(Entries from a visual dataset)
──────────
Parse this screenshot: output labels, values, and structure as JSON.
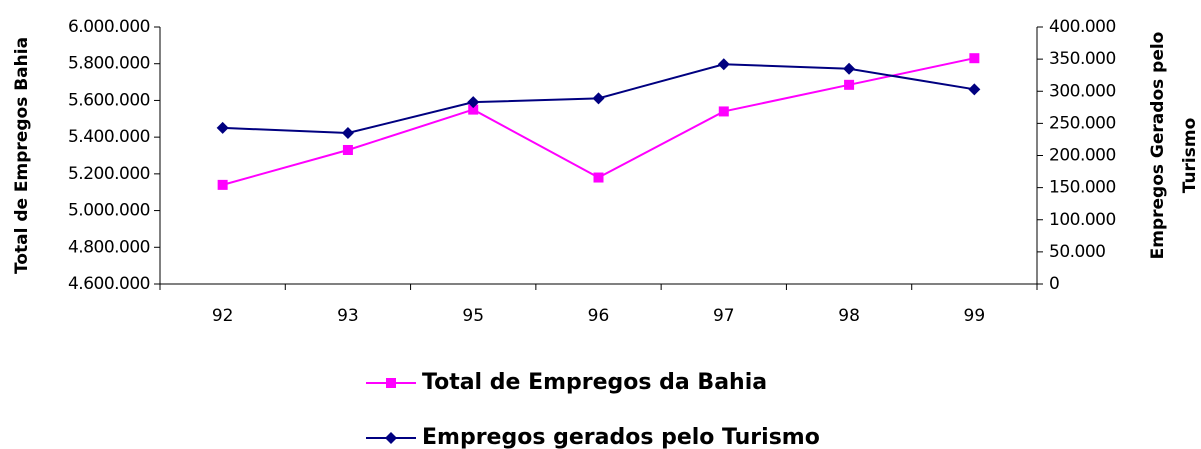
{
  "chart_data": {
    "type": "line",
    "ylabel": "Total de Empregos Bahia",
    "y2label": [
      "Empregos Gerados pelo",
      "Turismo"
    ],
    "categories": [
      "92",
      "93",
      "95",
      "96",
      "97",
      "98",
      "99"
    ],
    "series": [
      {
        "name": "Total de Empregos da Bahia",
        "color": "#ff00ff",
        "marker": "square",
        "axis": "y",
        "values": [
          5140000,
          5330000,
          5550000,
          5180000,
          5540000,
          5685000,
          5830000
        ]
      },
      {
        "name": "Empregos gerados pelo Turismo",
        "color": "#000080",
        "marker": "diamond",
        "axis": "y2",
        "values": [
          243000,
          235000,
          283000,
          289000,
          342000,
          335000,
          303000
        ]
      }
    ],
    "ylim": [
      4600000,
      6000000
    ],
    "yticks": [
      {
        "value": 4600000,
        "label": "4.600.000"
      },
      {
        "value": 4800000,
        "label": "4.800.000"
      },
      {
        "value": 5000000,
        "label": "5.000.000"
      },
      {
        "value": 5200000,
        "label": "5.200.000"
      },
      {
        "value": 5400000,
        "label": "5.400.000"
      },
      {
        "value": 5600000,
        "label": "5.600.000"
      },
      {
        "value": 5800000,
        "label": "5.800.000"
      },
      {
        "value": 6000000,
        "label": "6.000.000"
      }
    ],
    "y2lim": [
      0,
      400000
    ],
    "y2ticks": [
      0,
      {
        "value": 50000,
        "label": "50.000"
      },
      {
        "value": 100000,
        "label": "100.000"
      },
      {
        "value": 150000,
        "label": "150.000"
      },
      {
        "value": 200000,
        "label": "200.000"
      },
      {
        "value": 250000,
        "label": "250.000"
      },
      {
        "value": 300000,
        "label": "300.000"
      },
      {
        "value": 350000,
        "label": "350.000"
      },
      {
        "value": 400000,
        "label": "400.000"
      }
    ],
    "grid": false,
    "legend": "bottom"
  }
}
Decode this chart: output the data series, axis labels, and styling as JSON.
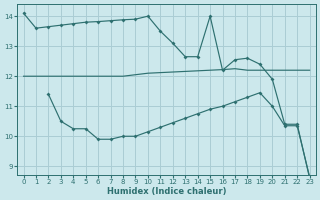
{
  "xlabel": "Humidex (Indice chaleur)",
  "xlim": [
    -0.5,
    23.5
  ],
  "ylim": [
    8.7,
    14.4
  ],
  "yticks": [
    9,
    10,
    11,
    12,
    13,
    14
  ],
  "xticks": [
    0,
    1,
    2,
    3,
    4,
    5,
    6,
    7,
    8,
    9,
    10,
    11,
    12,
    13,
    14,
    15,
    16,
    17,
    18,
    19,
    20,
    21,
    22,
    23
  ],
  "bg_color": "#cce8ec",
  "grid_color": "#aacdd4",
  "line_color": "#2e7070",
  "line1_x": [
    0,
    1,
    2,
    3,
    4,
    5,
    6,
    7,
    8,
    9,
    10,
    11,
    12,
    13,
    14,
    15,
    16,
    17,
    18,
    19,
    20,
    21,
    22,
    23
  ],
  "line1_y": [
    14.1,
    13.6,
    13.65,
    13.7,
    13.75,
    13.8,
    13.82,
    13.85,
    13.88,
    13.9,
    14.0,
    13.5,
    13.1,
    12.65,
    12.65,
    14.0,
    12.2,
    12.55,
    12.6,
    12.4,
    11.9,
    10.4,
    10.4,
    8.6
  ],
  "line2_x": [
    0,
    1,
    2,
    3,
    4,
    5,
    6,
    7,
    8,
    9,
    10,
    11,
    12,
    13,
    14,
    15,
    16,
    17,
    18,
    19,
    20,
    21,
    22,
    23
  ],
  "line2_y": [
    12.0,
    12.0,
    12.0,
    12.0,
    12.0,
    12.0,
    12.0,
    12.0,
    12.0,
    12.05,
    12.1,
    12.12,
    12.14,
    12.16,
    12.18,
    12.2,
    12.22,
    12.25,
    12.2,
    12.2,
    12.2,
    12.2,
    12.2,
    12.2
  ],
  "line3_x": [
    2,
    3,
    4,
    5,
    6,
    7,
    8,
    9,
    10,
    11,
    12,
    13,
    14,
    15,
    16,
    17,
    18,
    19,
    20,
    21,
    22,
    23
  ],
  "line3_y": [
    11.4,
    10.5,
    10.25,
    10.25,
    9.9,
    9.9,
    10.0,
    10.0,
    10.15,
    10.3,
    10.45,
    10.6,
    10.75,
    10.9,
    11.0,
    11.15,
    11.3,
    11.45,
    11.0,
    10.35,
    10.35,
    8.65
  ]
}
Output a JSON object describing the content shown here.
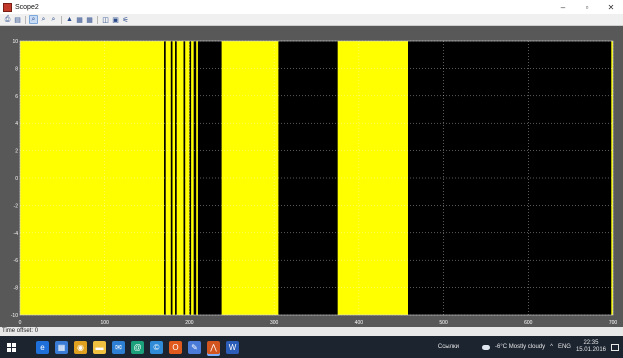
{
  "window": {
    "title": "Scope2",
    "controls": {
      "minimize": "–",
      "maximize": "▫",
      "close": "✕"
    }
  },
  "toolbar": {
    "buttons": [
      {
        "name": "print-icon",
        "glyph": "⎙"
      },
      {
        "name": "parameters-icon",
        "glyph": "▤"
      },
      {
        "name": "zoom-icon",
        "glyph": "⌕",
        "active": true
      },
      {
        "name": "zoom-x-icon",
        "glyph": "⌕"
      },
      {
        "name": "zoom-y-icon",
        "glyph": "⌕"
      },
      {
        "name": "autoscale-icon",
        "glyph": "▲"
      },
      {
        "name": "save-axes-icon",
        "glyph": "▦"
      },
      {
        "name": "restore-axes-icon",
        "glyph": "▦"
      },
      {
        "name": "floating-scope-icon",
        "glyph": "◫"
      },
      {
        "name": "lock-axes-icon",
        "glyph": "▣"
      },
      {
        "name": "signal-selection-icon",
        "glyph": "⚟"
      }
    ]
  },
  "chart_data": {
    "type": "line",
    "title": "",
    "xlabel": "",
    "ylabel": "",
    "xlim": [
      0,
      700
    ],
    "ylim": [
      -10,
      10
    ],
    "grid": true,
    "x_ticks": [
      0,
      100,
      200,
      300,
      400,
      500,
      600,
      700
    ],
    "y_ticks": [
      10,
      8,
      6,
      4,
      2,
      0,
      -2,
      -4,
      -6,
      -8,
      -10
    ],
    "series": [
      {
        "color": "#ffff00",
        "filled_intervals": [
          [
            0,
            170
          ],
          [
            172,
            178
          ],
          [
            180,
            183
          ],
          [
            185,
            193
          ],
          [
            195,
            200
          ],
          [
            202,
            205
          ],
          [
            208,
            210
          ],
          [
            238,
            305
          ],
          [
            375,
            458
          ],
          [
            698,
            700
          ]
        ]
      }
    ],
    "colors": {
      "background": "#000000",
      "trace": "#ffff00",
      "axes_frame": "#585858",
      "tick_text": "#ffffff",
      "grid": "#ffffff"
    }
  },
  "status": {
    "time_offset_label": "Time offset:",
    "time_offset_value": "0"
  },
  "taskbar": {
    "apps": [
      {
        "name": "edge-icon",
        "glyph": "e",
        "color": "#1e6fd9"
      },
      {
        "name": "calculator-icon",
        "glyph": "▦",
        "color": "#3a7bd5"
      },
      {
        "name": "chrome-icon",
        "glyph": "◉",
        "color": "#e0a020"
      },
      {
        "name": "file-explorer-icon",
        "glyph": "▬",
        "color": "#f0c040"
      },
      {
        "name": "mail-icon",
        "glyph": "✉",
        "color": "#2d7fd3"
      },
      {
        "name": "app-at-icon",
        "glyph": "@",
        "color": "#1aa07a"
      },
      {
        "name": "app-c-icon",
        "glyph": "©",
        "color": "#2f8ad8"
      },
      {
        "name": "office-icon",
        "glyph": "O",
        "color": "#e05a1e"
      },
      {
        "name": "notes-icon",
        "glyph": "✎",
        "color": "#4a7bd8"
      },
      {
        "name": "matlab-icon",
        "glyph": "⋀",
        "color": "#d2541e",
        "active": true
      },
      {
        "name": "word-icon",
        "glyph": "W",
        "color": "#2b5cb8"
      }
    ],
    "links_label": "Ссылки",
    "weather": "-6°C  Mostly cloudy",
    "language": "ENG",
    "time": "22:35",
    "date": "15.01.2016"
  }
}
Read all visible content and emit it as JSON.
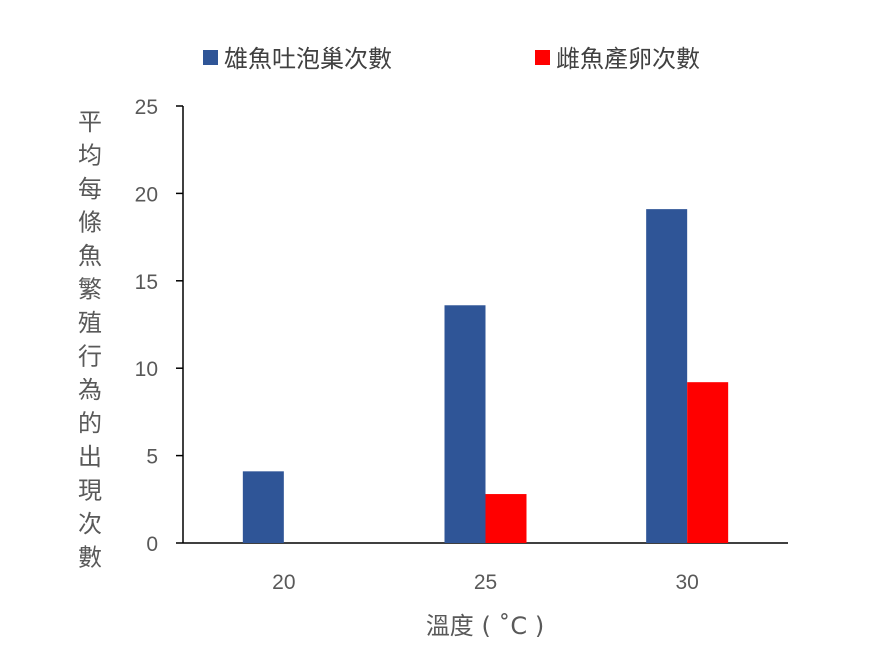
{
  "chart_data": {
    "type": "bar",
    "title": "",
    "xlabel": "溫度 ( ˚C )",
    "ylabel": "平均每條魚繁殖行為的出現次數",
    "categories": [
      "20",
      "25",
      "30"
    ],
    "series": [
      {
        "name": "雄魚吐泡巢次數",
        "color": "#2F5597",
        "values": [
          4.1,
          13.6,
          19.1
        ]
      },
      {
        "name": "雌魚產卵次數",
        "color": "#FF0000",
        "values": [
          0,
          2.8,
          9.2
        ]
      }
    ],
    "ylim": [
      0,
      25
    ],
    "yticks": [
      0,
      5,
      10,
      15,
      20,
      25
    ],
    "grid": false,
    "legend_position": "top"
  }
}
──────────
# WHAT THE TASK ASKS
Leaving out every picture, extract verbatim the lines from the one containing "Read all visible content and emit it as JSON." through the last line of the listing, inclusive.

# WRITTEN RESPONSE
Read all visible content and emit it as JSON.
{
  "chart_data": {
    "type": "bar",
    "title": "",
    "xlabel": "溫度 ( ˚C )",
    "ylabel": "平均每條魚繁殖行為的出現次數",
    "categories": [
      "20",
      "25",
      "30"
    ],
    "series": [
      {
        "name": "雄魚吐泡巢次數",
        "color": "#2F5597",
        "values": [
          4.1,
          13.6,
          19.1
        ]
      },
      {
        "name": "雌魚產卵次數",
        "color": "#FF0000",
        "values": [
          0,
          2.8,
          9.2
        ]
      }
    ],
    "ylim": [
      0,
      25
    ],
    "yticks": [
      0,
      5,
      10,
      15,
      20,
      25
    ],
    "grid": false,
    "legend_position": "top"
  }
}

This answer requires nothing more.